Requirement: Repeat every line below exactly as it reads.

Material to process:
□ □ □ □
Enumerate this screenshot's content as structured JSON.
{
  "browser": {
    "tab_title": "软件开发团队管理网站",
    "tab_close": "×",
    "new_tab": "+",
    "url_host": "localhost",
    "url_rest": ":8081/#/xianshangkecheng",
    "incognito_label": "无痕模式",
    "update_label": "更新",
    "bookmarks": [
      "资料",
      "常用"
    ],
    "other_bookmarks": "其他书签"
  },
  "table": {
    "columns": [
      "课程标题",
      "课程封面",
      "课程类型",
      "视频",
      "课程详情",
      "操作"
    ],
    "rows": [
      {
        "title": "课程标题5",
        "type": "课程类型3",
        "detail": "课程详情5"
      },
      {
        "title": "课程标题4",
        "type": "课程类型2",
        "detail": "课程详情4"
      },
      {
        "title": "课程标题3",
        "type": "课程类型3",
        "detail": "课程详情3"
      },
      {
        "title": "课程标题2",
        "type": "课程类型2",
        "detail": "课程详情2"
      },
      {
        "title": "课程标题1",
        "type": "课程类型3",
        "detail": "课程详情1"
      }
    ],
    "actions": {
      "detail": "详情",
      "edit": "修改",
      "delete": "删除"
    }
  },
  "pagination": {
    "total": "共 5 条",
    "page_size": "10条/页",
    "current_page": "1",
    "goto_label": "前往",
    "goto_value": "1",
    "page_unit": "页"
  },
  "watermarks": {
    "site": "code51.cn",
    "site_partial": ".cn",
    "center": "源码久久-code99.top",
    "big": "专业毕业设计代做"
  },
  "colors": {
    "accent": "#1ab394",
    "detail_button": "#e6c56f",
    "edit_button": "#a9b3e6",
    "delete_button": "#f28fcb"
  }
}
□ □ □ □
Answer:
Enumerate this screenshot's content as structured JSON.
{
  "browser": {
    "tab_title": "软件开发团队管理网站",
    "tab_close": "×",
    "new_tab": "+",
    "url_host": "localhost",
    "url_rest": ":8081/#/xianshangkecheng",
    "incognito_label": "无痕模式",
    "update_label": "更新",
    "bookmarks": [
      "资料",
      "常用"
    ],
    "other_bookmarks": "其他书签"
  },
  "table": {
    "columns": [
      "课程标题",
      "课程封面",
      "课程类型",
      "视频",
      "课程详情",
      "操作"
    ],
    "rows": [
      {
        "title": "课程标题5",
        "type": "课程类型3",
        "detail": "课程详情5"
      },
      {
        "title": "课程标题4",
        "type": "课程类型2",
        "detail": "课程详情4"
      },
      {
        "title": "课程标题3",
        "type": "课程类型3",
        "detail": "课程详情3"
      },
      {
        "title": "课程标题2",
        "type": "课程类型2",
        "detail": "课程详情2"
      },
      {
        "title": "课程标题1",
        "type": "课程类型3",
        "detail": "课程详情1"
      }
    ],
    "actions": {
      "detail": "详情",
      "edit": "修改",
      "delete": "删除"
    }
  },
  "pagination": {
    "total": "共 5 条",
    "page_size": "10条/页",
    "current_page": "1",
    "goto_label": "前往",
    "goto_value": "1",
    "page_unit": "页"
  },
  "watermarks": {
    "site": "code51.cn",
    "site_partial": ".cn",
    "center": "源码久久-code99.top",
    "big": "专业毕业设计代做"
  },
  "colors": {
    "accent": "#1ab394",
    "detail_button": "#e6c56f",
    "edit_button": "#a9b3e6",
    "delete_button": "#f28fcb"
  }
}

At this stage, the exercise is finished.